## EXERCISE DESCRIPTION
An exact reproduction of the records is required, with all images left out.

## begin EXCERPTED RECORDS

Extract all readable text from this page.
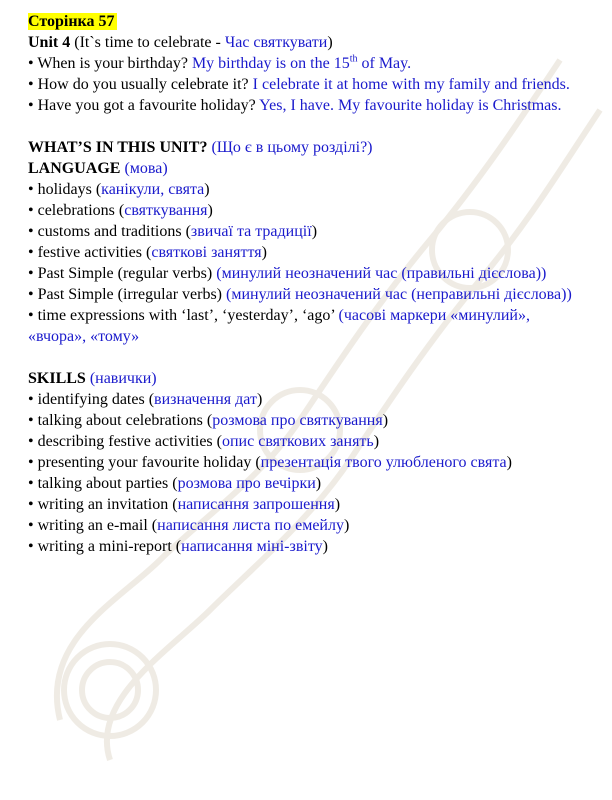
Сторінка 57
Unit 4 (It`s time to celebrate - Час святкувати)
• When is your birthday? My birthday is on the 15th of May.
• How do you usually celebrate it? I celebrate it at home with my family and friends.
• Have you got a favourite holiday? Yes, I have. My favourite holiday is Christmas.
WHAT’S IN THIS UNIT? (Що є в цьому розділі?)
LANGUAGE (мова)
• holidays (канікули, свята)
• celebrations (святкування)
• customs and traditions (звичаї та традиції)
• festive activities (святкові заняття)
• Past Simple (regular verbs) (минулий неозначений час (правильні дієслова))
• Past Simple (irregular verbs) (минулий неозначений час (неправильні дієслова))
• time expressions with ‘last’, ‘yesterday’, ‘ago’ (часові маркери «минулий», «вчора», «тому»
SKILLS (навички)
• identifying dates (визначення дат)
• talking about celebrations (розмова про святкування)
• describing festive activities (опис святкових занять)
• presenting your favourite holiday (презентація твого улюбленого свята)
• talking about parties (розмова про вечірки)
• writing an invitation (написання запрошення)
• writing an e-mail (написання листа по емейлу)
• writing a mini-report (написання міні-звіту)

## end EXCERPTED RECORDS

## OUTPUT OF THE TASK
Extract all readable text from this page.
Сторінка 57
Unit 4 (It`s time to celebrate - Час святкувати)
• When is your birthday? My birthday is on the 15th of May.
• How do you usually celebrate it? I celebrate it at home with my family and friends.
• Have you got a favourite holiday? Yes, I have. My favourite holiday is Christmas.
WHAT’S IN THIS UNIT? (Що є в цьому розділі?)
LANGUAGE (мова)
• holidays (канікули, свята)
• celebrations (святкування)
• customs and traditions (звичаї та традиції)
• festive activities (святкові заняття)
• Past Simple (regular verbs) (минулий неозначений час (правильні дієслова))
• Past Simple (irregular verbs) (минулий неозначений час (неправильні дієслова))
• time expressions with ‘last’, ‘yesterday’, ‘ago’ (часові маркери «минулий», «вчора», «тому»
SKILLS (навички)
• identifying dates (визначення дат)
• talking about celebrations (розмова про святкування)
• describing festive activities (опис святкових занять)
• presenting your favourite holiday (презентація твого улюбленого свята)
• talking about parties (розмова про вечірки)
• writing an invitation (написання запрошення)
• writing an e-mail (написання листа по емейлу)
• writing a mini-report (написання міні-звіту)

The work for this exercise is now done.